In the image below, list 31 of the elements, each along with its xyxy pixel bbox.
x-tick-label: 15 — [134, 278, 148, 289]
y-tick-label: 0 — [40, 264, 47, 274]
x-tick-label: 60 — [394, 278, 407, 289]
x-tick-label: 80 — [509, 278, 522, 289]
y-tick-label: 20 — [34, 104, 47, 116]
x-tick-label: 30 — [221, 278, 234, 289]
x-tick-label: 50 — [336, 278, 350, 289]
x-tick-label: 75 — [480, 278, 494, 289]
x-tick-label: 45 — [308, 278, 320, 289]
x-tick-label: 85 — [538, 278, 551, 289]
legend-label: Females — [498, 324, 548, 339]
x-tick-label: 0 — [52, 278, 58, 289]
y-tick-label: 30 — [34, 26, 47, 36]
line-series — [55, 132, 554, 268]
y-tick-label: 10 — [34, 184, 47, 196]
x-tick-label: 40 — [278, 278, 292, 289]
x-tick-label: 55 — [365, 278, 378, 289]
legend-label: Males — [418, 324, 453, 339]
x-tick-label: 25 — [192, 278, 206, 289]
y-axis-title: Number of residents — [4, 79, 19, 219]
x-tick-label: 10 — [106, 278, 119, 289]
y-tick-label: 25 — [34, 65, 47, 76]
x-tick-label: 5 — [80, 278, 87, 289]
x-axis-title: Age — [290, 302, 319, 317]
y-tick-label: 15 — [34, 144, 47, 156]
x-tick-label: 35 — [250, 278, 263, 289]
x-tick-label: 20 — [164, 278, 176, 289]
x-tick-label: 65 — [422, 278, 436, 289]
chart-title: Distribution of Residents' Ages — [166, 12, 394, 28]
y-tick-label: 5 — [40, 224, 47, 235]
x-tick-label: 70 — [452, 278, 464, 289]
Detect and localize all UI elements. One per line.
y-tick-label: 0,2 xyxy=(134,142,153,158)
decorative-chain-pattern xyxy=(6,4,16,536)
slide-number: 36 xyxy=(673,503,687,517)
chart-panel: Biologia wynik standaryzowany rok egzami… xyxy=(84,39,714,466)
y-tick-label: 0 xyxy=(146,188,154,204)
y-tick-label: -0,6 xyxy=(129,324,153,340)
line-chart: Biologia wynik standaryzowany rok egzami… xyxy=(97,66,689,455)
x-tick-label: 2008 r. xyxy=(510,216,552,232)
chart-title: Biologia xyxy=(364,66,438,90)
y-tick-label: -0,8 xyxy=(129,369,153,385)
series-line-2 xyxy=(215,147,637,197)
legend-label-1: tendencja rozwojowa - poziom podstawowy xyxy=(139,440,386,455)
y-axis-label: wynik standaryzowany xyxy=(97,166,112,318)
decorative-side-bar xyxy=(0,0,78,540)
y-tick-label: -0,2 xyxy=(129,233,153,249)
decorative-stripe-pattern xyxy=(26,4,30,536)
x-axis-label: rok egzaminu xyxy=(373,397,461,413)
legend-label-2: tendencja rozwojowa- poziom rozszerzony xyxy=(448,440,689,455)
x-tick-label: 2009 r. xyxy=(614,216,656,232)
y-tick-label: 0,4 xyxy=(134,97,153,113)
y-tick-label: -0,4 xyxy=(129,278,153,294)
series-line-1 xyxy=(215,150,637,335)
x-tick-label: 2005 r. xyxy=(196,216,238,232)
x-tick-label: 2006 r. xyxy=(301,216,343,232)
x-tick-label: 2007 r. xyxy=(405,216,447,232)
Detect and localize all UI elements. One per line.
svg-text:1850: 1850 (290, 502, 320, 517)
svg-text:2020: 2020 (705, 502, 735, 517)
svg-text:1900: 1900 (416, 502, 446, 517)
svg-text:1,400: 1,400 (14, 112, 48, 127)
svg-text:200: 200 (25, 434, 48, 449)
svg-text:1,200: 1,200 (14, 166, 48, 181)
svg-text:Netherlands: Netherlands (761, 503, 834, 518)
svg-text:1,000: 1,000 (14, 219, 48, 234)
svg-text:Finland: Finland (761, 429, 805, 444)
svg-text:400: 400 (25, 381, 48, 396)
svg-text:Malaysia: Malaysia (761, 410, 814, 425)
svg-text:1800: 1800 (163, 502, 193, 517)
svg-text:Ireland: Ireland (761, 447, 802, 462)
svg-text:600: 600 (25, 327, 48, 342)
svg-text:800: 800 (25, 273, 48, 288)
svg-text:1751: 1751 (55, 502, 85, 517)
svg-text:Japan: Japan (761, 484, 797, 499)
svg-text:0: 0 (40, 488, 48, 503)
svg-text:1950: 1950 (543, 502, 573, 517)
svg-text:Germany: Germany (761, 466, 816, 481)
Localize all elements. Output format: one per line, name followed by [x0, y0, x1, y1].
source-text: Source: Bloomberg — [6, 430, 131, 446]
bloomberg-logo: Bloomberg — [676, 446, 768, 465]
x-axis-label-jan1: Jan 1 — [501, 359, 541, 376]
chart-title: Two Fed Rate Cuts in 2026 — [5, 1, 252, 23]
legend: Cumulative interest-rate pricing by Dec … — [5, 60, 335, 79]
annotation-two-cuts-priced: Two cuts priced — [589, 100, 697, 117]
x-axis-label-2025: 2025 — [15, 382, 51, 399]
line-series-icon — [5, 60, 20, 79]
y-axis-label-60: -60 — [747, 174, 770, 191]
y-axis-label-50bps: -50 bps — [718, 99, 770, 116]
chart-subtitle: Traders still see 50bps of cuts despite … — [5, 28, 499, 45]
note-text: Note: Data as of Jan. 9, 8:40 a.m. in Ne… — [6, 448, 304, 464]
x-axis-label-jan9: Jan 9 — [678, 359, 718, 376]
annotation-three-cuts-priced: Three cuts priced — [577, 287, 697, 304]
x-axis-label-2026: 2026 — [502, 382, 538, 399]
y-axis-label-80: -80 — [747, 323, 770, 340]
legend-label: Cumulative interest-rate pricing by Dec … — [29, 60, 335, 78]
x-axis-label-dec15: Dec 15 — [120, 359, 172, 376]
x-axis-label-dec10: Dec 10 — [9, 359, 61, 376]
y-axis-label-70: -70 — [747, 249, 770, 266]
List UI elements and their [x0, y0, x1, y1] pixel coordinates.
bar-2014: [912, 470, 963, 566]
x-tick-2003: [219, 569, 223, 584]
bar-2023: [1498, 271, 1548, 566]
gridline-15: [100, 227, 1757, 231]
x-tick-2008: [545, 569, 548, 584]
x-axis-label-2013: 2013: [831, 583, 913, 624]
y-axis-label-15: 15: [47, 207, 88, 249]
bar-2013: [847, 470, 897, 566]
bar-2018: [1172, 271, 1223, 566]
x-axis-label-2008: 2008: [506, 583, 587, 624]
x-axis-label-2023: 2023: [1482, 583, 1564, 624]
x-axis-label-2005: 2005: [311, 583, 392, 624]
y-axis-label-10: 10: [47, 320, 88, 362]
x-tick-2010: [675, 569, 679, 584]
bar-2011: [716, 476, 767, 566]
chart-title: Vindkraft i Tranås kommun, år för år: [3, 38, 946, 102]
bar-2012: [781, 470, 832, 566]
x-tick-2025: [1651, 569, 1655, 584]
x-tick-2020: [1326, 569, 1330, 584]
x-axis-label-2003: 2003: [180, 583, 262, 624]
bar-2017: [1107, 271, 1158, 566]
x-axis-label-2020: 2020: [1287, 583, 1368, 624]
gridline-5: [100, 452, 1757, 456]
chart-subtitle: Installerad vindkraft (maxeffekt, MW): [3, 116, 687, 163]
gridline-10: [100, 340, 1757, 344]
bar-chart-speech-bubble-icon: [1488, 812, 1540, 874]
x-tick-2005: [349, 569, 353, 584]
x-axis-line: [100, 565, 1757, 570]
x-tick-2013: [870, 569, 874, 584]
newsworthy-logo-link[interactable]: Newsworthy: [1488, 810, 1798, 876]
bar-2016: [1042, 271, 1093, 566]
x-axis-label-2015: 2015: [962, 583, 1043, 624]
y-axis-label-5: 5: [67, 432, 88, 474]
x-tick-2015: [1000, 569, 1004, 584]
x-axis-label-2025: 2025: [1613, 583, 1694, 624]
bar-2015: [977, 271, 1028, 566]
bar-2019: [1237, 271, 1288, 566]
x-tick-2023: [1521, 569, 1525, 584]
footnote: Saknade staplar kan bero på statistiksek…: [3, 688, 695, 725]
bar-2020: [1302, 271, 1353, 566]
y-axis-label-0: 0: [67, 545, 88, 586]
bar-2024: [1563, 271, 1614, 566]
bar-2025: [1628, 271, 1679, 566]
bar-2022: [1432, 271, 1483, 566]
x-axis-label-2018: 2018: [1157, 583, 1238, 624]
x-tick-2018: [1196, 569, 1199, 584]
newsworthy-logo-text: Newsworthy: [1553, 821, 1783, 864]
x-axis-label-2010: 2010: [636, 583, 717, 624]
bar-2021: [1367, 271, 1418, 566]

- Exercise objective -
Report, in full, each line of the material above that contains the string "elements". Match it with case counting.

- Reply -
In the image below, list 31 of the elements, each along with its xyxy pixel bbox.
Detect and localize all UI elements. One per line.
Detect and localize all UI elements. One per line.
Localize all elements. Output format: one per line, name followed by [x0, y0, x1, y1].
List UI elements and their [x0, y0, x1, y1] pixel coordinates.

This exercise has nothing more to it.